___ Data for this task ___

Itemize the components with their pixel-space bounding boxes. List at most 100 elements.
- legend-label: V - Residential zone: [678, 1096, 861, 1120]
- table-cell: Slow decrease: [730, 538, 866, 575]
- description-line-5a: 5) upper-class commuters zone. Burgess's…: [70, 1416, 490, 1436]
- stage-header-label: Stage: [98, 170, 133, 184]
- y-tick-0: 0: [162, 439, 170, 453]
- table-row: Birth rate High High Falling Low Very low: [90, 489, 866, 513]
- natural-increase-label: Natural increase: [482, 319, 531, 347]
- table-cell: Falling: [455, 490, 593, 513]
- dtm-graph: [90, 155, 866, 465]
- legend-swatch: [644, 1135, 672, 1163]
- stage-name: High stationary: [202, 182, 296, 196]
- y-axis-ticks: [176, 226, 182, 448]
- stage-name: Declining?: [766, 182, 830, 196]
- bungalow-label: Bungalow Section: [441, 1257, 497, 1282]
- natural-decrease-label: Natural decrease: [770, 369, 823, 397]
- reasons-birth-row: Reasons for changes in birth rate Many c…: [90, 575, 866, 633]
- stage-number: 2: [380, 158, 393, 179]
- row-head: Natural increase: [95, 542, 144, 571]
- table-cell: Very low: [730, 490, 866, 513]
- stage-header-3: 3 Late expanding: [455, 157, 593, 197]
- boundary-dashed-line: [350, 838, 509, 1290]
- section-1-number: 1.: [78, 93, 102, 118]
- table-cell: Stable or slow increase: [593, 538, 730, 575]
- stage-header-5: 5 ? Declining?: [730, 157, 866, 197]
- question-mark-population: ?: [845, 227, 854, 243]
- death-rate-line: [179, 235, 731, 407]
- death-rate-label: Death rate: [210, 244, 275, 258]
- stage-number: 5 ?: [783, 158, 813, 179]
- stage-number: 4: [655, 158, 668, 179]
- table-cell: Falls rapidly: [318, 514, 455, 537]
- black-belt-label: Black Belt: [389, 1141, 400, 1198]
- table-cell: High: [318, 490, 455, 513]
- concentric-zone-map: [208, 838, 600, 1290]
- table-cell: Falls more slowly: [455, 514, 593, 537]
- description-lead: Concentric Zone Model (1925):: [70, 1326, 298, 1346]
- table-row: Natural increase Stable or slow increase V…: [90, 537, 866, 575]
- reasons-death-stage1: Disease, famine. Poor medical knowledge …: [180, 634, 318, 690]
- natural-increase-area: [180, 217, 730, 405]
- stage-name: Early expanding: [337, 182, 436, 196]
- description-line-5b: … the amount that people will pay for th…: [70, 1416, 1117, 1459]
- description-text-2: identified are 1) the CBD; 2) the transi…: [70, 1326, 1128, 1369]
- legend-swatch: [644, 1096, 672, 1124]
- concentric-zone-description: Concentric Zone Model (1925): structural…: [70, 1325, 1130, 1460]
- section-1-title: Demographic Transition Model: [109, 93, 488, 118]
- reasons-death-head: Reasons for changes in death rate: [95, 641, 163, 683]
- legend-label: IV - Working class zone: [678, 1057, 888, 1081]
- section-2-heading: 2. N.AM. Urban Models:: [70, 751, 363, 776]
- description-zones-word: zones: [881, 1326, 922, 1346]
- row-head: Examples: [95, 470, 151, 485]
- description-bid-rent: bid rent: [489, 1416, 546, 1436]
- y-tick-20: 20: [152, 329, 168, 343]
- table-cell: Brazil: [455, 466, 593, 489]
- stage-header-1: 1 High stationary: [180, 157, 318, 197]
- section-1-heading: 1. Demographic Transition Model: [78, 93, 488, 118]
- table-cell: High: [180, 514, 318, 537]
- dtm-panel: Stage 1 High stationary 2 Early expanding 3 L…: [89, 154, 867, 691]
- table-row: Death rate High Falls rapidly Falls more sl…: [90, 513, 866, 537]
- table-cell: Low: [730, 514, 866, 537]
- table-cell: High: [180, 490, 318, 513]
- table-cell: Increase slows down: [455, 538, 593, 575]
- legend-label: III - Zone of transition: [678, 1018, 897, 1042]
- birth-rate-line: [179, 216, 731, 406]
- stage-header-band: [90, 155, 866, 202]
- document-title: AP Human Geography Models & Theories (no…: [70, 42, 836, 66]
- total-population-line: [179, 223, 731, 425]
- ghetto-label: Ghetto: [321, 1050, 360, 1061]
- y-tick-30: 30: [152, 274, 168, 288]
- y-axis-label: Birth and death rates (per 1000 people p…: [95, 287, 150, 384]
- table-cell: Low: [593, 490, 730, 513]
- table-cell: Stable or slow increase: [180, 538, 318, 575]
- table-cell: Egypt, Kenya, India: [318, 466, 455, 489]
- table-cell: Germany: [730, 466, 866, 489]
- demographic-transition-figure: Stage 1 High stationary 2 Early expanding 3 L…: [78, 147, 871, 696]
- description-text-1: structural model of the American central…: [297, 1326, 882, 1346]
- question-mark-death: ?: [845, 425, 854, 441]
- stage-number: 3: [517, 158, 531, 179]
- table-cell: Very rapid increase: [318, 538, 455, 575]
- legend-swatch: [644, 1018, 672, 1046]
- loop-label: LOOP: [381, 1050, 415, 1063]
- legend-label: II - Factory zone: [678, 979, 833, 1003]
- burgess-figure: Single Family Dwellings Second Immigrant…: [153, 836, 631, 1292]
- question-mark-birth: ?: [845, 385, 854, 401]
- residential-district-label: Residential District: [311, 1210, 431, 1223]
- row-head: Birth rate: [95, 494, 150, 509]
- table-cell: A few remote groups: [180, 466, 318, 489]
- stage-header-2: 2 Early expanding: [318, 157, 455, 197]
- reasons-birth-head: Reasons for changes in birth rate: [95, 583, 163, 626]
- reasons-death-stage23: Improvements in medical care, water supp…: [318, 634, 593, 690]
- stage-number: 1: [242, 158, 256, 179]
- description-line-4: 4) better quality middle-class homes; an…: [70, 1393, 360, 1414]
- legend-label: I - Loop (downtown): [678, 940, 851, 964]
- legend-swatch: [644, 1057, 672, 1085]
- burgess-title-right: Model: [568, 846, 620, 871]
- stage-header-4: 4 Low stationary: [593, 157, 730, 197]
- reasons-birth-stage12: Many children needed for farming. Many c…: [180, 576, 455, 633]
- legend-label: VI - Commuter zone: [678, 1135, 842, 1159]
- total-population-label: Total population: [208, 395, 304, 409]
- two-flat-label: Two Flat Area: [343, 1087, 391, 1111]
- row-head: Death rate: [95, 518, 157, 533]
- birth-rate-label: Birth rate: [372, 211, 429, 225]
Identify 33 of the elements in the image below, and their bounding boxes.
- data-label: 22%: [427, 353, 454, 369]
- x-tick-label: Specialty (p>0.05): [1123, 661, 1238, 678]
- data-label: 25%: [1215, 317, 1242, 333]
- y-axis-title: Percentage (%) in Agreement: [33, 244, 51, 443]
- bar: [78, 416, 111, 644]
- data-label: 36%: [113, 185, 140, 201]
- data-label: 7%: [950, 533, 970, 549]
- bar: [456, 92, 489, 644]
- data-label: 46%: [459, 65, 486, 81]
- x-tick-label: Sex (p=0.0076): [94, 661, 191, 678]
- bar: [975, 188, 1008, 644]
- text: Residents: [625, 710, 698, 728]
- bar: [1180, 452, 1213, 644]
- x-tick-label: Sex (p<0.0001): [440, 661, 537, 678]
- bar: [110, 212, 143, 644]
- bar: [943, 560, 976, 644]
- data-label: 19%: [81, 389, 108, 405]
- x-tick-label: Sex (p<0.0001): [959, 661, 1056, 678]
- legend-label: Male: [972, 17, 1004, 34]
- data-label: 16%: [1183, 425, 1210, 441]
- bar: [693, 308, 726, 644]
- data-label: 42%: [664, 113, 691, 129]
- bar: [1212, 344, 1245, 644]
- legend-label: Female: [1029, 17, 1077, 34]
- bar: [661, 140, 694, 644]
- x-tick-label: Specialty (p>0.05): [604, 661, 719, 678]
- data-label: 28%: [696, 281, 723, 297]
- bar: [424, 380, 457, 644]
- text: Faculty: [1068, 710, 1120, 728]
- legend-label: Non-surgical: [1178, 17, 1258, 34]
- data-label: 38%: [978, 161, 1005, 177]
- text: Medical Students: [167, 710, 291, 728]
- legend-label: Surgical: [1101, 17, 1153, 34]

___

Copy out the listing from its opening line down to and including the line containing "- stage-header-label: Stage: [98, 170, 133, 184]", reproducing each line without change.

Itemize the components with their pixel-space bounding boxes. List at most 100 elements.
- legend-label: V - Residential zone: [678, 1096, 861, 1120]
- table-cell: Slow decrease: [730, 538, 866, 575]
- description-line-5a: 5) upper-class commuters zone. Burgess's…: [70, 1416, 490, 1436]
- stage-header-label: Stage: [98, 170, 133, 184]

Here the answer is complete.